Your goal:
Locate the lines of the listing below that hold "name", then copy each of them.

Stored records:

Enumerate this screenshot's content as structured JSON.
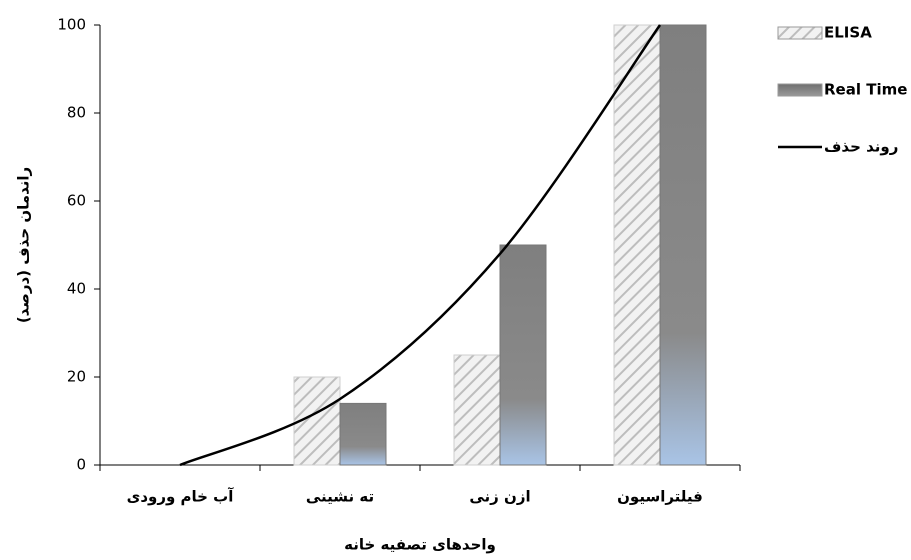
{
  "chart_data": {
    "type": "bar",
    "y_label": "راندمان حذف (درصد)",
    "x_label": "واحدهای تصفیه خانه",
    "categories": [
      "آب خام ورودی",
      "ته نشینی",
      "ازن زنی",
      "فیلتراسیون"
    ],
    "series": [
      {
        "name": "ELISA",
        "color": "#d9d9d9",
        "values": [
          0,
          20,
          25,
          100
        ]
      },
      {
        "name": "Real Time",
        "color": "#808080",
        "values": [
          0,
          14,
          50,
          100
        ]
      },
      {
        "name": "روند حذف",
        "type": "line",
        "color": "#000000",
        "values": [
          0,
          15,
          48,
          100
        ]
      }
    ],
    "ylim": [
      0,
      100
    ],
    "yticks": [
      0,
      20,
      40,
      60,
      80,
      100
    ],
    "legend": "right"
  }
}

Response to the exercise:
        "name": "ELISA",
        "name": "Real Time",
        "name": "روند حذف",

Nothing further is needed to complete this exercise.